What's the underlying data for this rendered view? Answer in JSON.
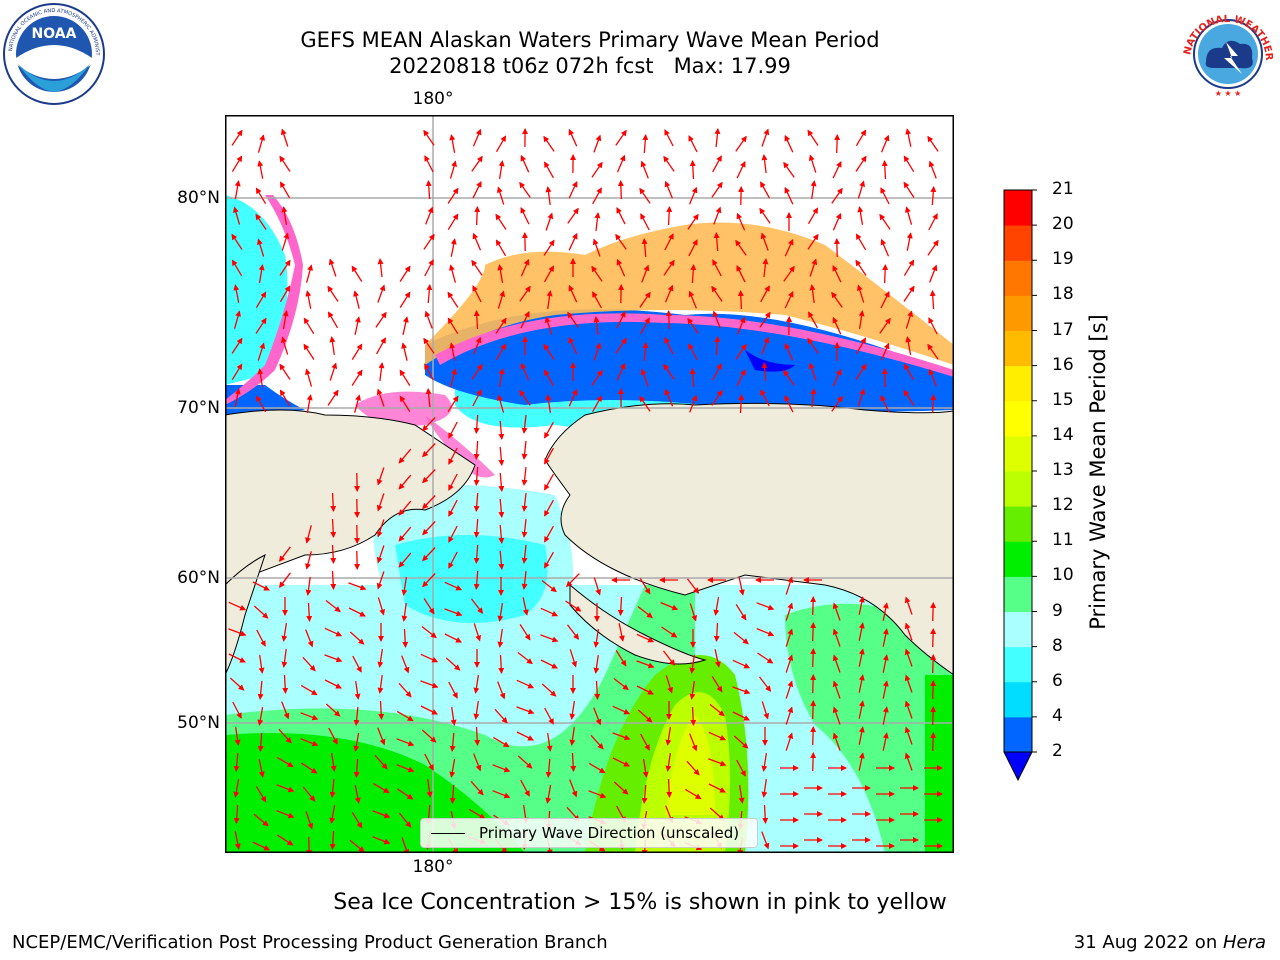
{
  "header": {
    "title_line1": "GEFS MEAN Alaskan Waters Primary Wave Mean Period",
    "title_line2": "20220818 t06z 072h fcst   Max: 17.99"
  },
  "logos": {
    "left": "NOAA",
    "left_ring": "NATIONAL OCEANIC AND ATMOSPHERIC ADMINISTRATION · U.S. DEPARTMENT OF COMMERCE",
    "right_ring": "NATIONAL WEATHER SERVICE"
  },
  "map": {
    "lon_label_top": "180°",
    "lon_label_bottom": "180°",
    "lat_labels": [
      "80°N",
      "70°N",
      "60°N",
      "50°N"
    ],
    "legend_text": "Primary Wave Direction (unscaled)",
    "arrow_color": "#ff0000",
    "land_color": "#efecdc"
  },
  "colorbar": {
    "label": "Primary Wave Mean Period [s]",
    "ticks": [
      "2",
      "4",
      "6",
      "8",
      "9",
      "10",
      "11",
      "12",
      "13",
      "14",
      "15",
      "16",
      "17",
      "18",
      "19",
      "20",
      "21"
    ],
    "colors": [
      "#0066ff",
      "#00ddff",
      "#44ffff",
      "#aaffff",
      "#55ff88",
      "#00ee00",
      "#66ee00",
      "#bbff00",
      "#ddff00",
      "#ffff00",
      "#ffee00",
      "#ffbb00",
      "#ff9900",
      "#ff7700",
      "#ff4400",
      "#ff0000"
    ],
    "under_color": "#0000ff"
  },
  "caption": "Sea Ice Concentration > 15% is shown in pink to yellow",
  "footer": {
    "left": "NCEP/EMC/Verification Post Processing Product Generation Branch",
    "right_prefix": "31 Aug 2022 on ",
    "right_host": "Hera"
  }
}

GIVEN TASK.
Whenever "Wave" turns up in a line, pick that line out.

ANSWER.
    "title_line1": "GEFS MEAN Alaskan Waters Primary Wave Mean Period",
    "legend_text": "Primary Wave Direction (unscaled)",
    "label": "Primary Wave Mean Period [s]",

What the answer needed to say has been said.